(Collected data entries)
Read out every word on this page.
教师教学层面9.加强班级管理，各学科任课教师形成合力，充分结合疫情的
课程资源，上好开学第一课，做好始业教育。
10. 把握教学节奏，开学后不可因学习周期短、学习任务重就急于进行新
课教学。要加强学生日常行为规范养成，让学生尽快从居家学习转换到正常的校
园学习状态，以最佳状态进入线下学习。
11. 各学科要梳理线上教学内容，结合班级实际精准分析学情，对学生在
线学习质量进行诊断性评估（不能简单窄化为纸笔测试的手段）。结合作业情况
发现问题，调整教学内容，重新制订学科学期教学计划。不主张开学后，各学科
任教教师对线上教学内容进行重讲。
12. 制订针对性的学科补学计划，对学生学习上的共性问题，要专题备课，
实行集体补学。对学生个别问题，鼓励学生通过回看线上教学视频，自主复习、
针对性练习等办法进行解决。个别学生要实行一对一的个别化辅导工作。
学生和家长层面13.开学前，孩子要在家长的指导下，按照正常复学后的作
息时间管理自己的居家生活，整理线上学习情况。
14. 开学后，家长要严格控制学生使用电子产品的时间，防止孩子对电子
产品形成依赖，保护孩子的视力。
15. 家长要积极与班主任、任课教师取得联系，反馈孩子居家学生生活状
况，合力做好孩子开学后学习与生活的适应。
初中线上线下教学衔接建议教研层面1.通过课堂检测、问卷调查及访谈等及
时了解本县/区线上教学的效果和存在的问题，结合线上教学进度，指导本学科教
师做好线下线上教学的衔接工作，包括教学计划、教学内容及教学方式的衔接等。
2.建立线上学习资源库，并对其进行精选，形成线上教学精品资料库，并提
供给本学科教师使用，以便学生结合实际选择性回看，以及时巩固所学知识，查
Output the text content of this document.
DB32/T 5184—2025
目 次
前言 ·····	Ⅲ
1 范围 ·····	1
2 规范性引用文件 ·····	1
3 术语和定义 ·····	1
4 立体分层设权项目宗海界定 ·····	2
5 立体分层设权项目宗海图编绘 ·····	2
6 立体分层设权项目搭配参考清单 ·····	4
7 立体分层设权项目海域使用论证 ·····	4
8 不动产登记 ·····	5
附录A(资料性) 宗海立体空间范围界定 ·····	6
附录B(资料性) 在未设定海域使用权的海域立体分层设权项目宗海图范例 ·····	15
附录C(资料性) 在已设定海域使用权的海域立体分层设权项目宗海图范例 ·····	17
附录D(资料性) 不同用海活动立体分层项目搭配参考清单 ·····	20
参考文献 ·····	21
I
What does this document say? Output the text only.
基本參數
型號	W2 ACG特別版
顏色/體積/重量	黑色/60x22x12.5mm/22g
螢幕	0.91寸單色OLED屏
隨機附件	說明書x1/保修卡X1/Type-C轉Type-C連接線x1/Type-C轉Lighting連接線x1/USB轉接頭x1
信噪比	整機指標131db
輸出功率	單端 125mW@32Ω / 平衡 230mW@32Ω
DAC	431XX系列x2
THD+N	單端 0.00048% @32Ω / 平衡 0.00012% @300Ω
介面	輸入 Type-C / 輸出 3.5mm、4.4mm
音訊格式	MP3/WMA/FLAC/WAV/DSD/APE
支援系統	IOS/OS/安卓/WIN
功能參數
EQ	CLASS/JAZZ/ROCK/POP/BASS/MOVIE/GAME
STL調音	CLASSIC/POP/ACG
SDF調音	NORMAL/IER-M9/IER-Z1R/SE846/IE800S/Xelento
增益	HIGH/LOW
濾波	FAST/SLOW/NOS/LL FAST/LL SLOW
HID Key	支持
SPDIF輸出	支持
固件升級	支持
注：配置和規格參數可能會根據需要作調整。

_WHAT NEEDS TO BE DONE_
How many lines of the entries above hold the string "Type"? Reply with the number alone.

_COMPLETED EXERCISE_
2